### Materials provided ###
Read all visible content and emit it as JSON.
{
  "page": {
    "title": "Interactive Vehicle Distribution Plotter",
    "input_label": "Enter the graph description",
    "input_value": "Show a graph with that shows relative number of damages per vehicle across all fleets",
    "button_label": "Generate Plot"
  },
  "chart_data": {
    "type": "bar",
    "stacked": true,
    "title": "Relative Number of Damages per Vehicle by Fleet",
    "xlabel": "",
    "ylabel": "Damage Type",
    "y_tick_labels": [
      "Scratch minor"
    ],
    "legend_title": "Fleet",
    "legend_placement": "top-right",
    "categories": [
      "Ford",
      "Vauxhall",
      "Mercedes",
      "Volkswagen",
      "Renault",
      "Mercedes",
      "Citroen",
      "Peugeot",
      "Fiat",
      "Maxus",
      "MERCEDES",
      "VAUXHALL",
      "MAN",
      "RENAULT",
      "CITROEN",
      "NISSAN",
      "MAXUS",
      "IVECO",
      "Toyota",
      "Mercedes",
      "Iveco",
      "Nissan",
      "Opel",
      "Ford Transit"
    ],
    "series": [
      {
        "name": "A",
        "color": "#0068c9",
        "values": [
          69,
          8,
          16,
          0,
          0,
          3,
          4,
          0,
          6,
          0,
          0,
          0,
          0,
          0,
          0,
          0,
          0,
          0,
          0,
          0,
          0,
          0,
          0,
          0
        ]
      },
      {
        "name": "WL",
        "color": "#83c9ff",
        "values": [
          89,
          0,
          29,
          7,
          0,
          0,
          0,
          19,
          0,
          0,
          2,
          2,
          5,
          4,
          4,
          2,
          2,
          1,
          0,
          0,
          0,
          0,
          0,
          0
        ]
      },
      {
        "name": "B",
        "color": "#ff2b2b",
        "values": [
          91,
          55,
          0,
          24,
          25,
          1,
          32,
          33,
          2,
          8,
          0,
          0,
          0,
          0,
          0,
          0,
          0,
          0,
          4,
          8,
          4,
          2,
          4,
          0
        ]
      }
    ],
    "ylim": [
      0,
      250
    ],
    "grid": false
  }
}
###
### Materials provided ###
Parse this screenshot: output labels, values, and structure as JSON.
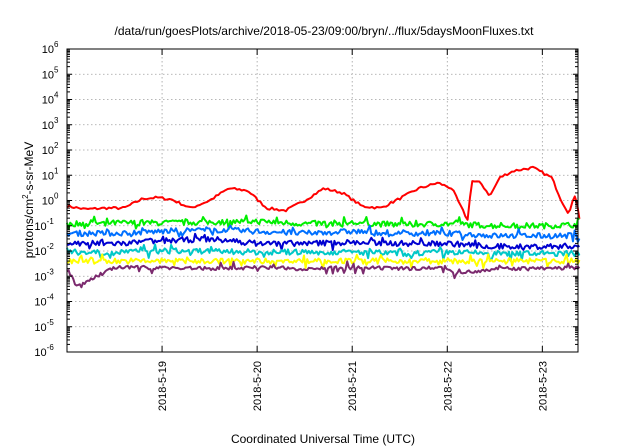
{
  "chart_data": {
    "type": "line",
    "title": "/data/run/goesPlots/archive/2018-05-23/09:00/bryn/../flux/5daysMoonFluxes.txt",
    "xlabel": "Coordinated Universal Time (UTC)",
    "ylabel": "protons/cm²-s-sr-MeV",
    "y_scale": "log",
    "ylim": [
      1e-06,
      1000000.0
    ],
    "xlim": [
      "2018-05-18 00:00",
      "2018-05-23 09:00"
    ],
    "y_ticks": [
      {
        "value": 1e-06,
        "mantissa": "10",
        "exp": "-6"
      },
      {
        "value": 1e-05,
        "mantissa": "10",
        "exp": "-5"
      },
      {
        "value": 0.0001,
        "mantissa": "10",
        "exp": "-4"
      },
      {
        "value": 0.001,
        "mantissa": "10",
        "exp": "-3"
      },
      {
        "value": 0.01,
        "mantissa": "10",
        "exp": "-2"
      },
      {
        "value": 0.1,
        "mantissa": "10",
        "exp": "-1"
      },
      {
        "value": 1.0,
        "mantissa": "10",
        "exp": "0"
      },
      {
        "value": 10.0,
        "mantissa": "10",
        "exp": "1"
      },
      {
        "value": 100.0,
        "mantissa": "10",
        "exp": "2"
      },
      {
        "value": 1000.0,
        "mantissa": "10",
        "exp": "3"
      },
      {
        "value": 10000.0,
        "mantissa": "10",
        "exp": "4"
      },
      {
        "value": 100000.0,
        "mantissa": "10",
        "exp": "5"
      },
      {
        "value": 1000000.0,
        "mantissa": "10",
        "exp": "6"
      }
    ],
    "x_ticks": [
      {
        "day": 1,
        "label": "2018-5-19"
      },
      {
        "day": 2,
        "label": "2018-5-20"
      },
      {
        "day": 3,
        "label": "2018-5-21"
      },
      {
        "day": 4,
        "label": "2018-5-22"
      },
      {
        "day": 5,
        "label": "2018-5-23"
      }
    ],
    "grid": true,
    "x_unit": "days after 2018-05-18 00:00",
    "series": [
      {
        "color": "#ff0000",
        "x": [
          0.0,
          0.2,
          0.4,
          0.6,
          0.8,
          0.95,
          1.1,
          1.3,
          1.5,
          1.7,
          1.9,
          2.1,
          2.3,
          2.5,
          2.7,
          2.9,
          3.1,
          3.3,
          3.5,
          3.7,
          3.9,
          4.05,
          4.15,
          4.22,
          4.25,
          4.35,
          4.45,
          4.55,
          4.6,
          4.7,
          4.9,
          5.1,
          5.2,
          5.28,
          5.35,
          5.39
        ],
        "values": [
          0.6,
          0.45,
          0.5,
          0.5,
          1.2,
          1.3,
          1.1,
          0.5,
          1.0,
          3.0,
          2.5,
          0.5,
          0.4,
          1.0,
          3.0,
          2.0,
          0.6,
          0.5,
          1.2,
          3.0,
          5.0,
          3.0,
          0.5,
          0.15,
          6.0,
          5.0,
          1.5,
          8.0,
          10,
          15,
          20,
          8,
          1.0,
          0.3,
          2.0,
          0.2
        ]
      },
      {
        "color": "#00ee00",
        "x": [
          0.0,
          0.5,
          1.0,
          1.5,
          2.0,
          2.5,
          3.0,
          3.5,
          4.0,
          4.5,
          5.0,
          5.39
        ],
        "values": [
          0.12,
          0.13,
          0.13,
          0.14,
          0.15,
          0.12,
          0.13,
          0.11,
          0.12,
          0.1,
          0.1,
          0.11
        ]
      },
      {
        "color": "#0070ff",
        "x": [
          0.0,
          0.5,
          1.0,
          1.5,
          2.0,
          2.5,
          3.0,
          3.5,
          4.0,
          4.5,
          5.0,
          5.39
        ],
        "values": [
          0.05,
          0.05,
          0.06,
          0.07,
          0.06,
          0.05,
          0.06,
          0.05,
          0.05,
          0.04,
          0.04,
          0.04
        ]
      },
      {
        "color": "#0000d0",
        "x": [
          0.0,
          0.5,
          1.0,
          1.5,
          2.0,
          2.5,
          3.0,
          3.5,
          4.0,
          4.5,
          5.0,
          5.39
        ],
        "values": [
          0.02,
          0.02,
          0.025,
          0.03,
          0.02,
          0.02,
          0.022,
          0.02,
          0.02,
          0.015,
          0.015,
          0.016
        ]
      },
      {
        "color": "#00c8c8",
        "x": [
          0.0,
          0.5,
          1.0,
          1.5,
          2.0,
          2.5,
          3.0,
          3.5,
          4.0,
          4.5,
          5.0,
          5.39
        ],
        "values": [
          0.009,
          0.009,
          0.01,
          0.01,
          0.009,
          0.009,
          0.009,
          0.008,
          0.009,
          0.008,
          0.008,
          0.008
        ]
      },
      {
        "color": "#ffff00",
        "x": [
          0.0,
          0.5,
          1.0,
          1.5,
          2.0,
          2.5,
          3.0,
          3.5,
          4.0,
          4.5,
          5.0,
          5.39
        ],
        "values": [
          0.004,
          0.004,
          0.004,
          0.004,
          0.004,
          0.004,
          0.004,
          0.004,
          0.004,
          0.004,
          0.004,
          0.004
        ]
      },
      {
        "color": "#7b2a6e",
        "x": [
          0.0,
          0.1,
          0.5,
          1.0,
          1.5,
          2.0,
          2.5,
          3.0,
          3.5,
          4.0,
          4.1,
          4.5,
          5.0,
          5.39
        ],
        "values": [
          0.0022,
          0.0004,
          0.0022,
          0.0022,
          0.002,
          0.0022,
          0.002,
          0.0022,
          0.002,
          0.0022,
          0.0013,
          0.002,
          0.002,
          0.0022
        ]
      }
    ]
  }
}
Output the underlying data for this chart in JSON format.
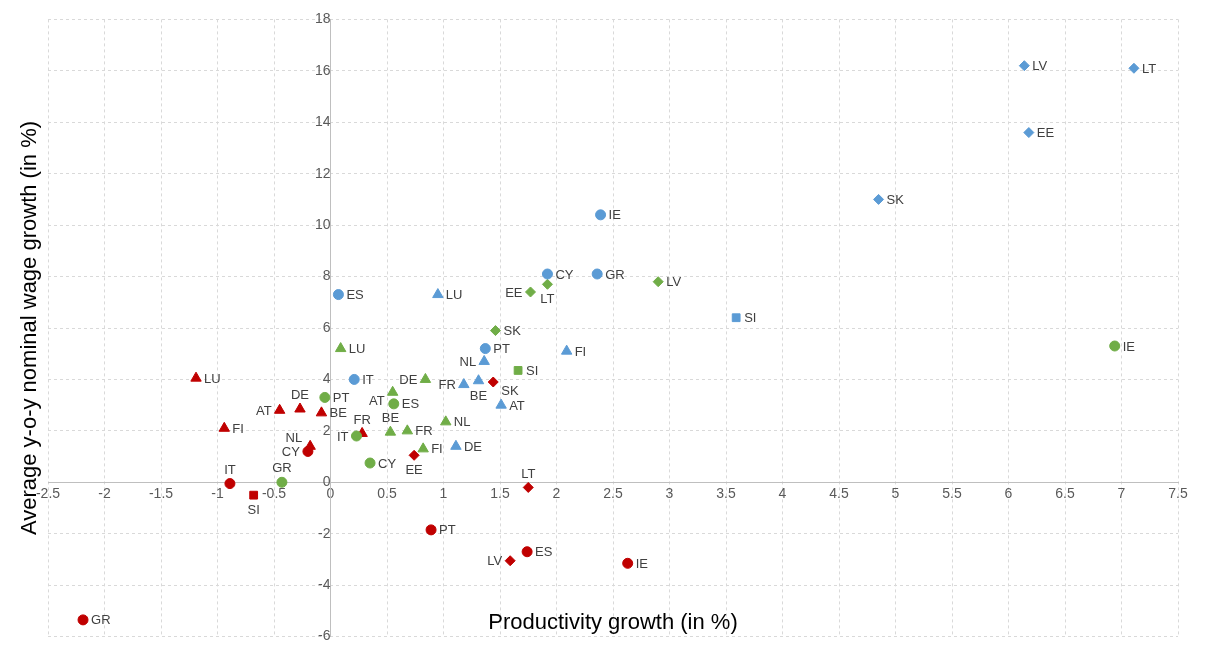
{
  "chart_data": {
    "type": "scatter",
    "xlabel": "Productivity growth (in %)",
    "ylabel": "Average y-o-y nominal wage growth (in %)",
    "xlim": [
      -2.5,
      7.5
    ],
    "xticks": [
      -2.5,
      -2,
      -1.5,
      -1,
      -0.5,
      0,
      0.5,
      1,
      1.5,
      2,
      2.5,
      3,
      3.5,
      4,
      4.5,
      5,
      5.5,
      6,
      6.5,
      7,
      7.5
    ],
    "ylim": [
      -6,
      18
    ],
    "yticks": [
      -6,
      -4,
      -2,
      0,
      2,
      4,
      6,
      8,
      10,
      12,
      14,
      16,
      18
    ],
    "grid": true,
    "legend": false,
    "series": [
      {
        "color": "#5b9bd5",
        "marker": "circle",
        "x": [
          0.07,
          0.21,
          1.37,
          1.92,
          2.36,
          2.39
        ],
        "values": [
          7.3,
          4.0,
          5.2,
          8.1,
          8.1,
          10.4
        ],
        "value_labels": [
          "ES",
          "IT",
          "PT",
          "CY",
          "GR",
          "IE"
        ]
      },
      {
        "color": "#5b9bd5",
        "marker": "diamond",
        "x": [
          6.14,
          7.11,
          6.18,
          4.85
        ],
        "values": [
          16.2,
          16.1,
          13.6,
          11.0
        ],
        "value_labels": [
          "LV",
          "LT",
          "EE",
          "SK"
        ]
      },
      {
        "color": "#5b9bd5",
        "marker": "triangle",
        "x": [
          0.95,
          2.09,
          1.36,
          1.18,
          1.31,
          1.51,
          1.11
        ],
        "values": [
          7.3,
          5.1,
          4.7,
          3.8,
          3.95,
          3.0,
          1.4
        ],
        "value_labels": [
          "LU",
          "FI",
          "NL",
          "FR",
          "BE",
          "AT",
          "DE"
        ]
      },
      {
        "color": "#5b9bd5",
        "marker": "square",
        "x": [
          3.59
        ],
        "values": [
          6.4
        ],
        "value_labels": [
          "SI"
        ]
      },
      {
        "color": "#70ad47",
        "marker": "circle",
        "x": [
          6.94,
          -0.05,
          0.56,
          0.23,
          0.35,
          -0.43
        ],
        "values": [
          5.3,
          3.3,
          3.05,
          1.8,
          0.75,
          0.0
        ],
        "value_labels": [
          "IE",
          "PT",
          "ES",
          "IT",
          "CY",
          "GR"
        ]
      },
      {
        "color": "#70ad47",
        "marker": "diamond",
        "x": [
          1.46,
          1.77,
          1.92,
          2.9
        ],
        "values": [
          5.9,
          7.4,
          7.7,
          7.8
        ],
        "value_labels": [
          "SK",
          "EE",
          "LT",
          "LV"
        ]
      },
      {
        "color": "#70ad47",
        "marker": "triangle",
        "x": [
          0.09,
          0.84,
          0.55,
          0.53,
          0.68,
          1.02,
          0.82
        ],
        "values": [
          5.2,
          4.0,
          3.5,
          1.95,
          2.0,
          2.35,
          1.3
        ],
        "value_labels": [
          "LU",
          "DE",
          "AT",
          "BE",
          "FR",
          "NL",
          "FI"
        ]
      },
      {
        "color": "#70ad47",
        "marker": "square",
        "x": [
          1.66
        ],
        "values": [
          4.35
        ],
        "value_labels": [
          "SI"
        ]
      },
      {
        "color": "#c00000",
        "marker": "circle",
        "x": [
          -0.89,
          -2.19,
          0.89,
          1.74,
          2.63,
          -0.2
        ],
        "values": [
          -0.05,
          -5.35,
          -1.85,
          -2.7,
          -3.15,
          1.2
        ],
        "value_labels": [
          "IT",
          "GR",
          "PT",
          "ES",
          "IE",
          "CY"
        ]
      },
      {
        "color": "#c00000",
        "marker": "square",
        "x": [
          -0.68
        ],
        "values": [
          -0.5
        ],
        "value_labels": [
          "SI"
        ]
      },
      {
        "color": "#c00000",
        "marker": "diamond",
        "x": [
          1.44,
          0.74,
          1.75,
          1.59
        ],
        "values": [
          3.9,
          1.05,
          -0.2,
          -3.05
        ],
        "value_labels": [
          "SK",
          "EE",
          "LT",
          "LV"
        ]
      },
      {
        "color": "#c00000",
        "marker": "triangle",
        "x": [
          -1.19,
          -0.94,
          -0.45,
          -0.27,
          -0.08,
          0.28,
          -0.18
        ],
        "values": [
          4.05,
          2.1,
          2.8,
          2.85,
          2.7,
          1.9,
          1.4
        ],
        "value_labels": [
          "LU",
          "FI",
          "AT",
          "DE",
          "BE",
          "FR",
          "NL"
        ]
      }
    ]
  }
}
###
### Materials provided ###
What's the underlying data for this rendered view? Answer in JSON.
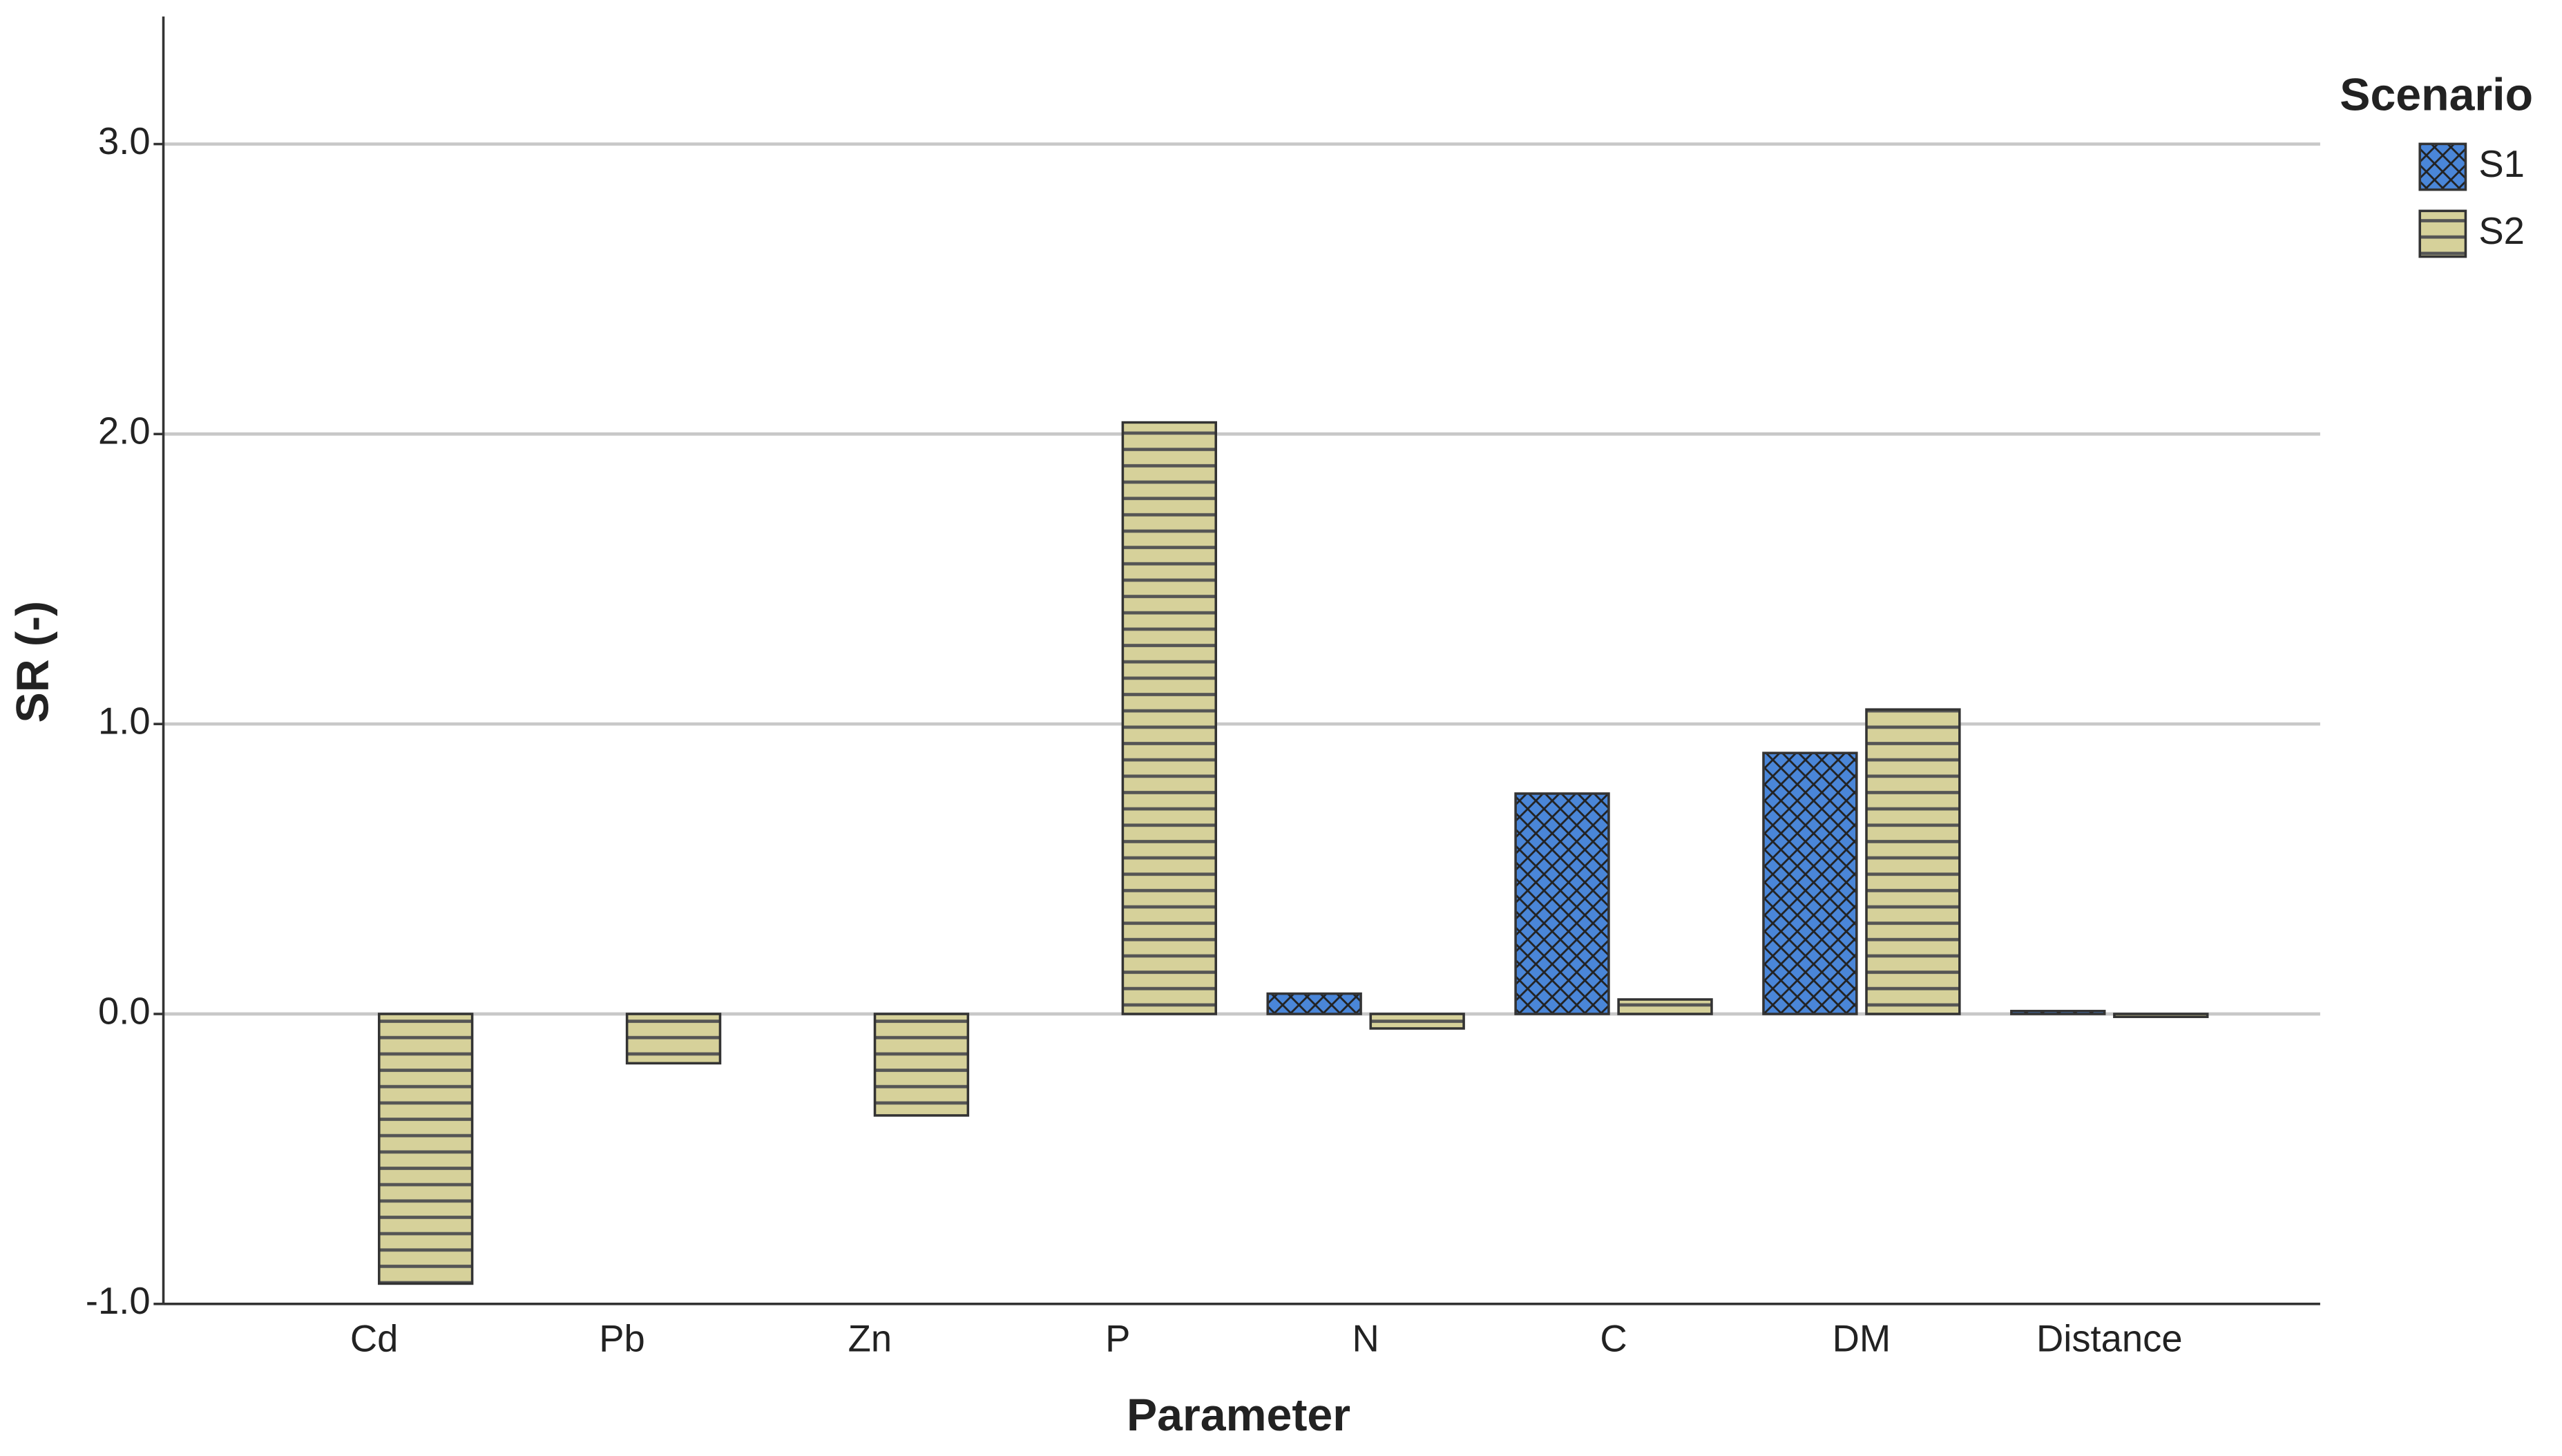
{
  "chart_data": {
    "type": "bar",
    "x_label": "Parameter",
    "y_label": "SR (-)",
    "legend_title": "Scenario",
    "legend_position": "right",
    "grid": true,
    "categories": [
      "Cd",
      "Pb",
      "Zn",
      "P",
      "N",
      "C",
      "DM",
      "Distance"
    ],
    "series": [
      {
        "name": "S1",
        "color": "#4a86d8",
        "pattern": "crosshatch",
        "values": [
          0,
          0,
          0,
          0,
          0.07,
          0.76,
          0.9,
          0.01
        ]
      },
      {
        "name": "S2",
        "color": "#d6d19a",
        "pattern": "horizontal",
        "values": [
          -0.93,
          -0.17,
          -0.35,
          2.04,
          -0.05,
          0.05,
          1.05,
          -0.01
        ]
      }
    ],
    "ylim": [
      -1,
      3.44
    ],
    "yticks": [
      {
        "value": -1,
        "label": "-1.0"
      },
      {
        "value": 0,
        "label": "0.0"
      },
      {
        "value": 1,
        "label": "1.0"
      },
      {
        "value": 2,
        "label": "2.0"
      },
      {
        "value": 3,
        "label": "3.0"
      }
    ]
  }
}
###
Scan the listing above and identify each line holding the string "JSON"; copy every such line.

Read all visible content and emit it as JSON.
Parse this screenshot: output labels, values, and structure as JSON.
Output the underlying data for this chart in JSON format.
What's the underlying data for this rendered view? Answer in JSON.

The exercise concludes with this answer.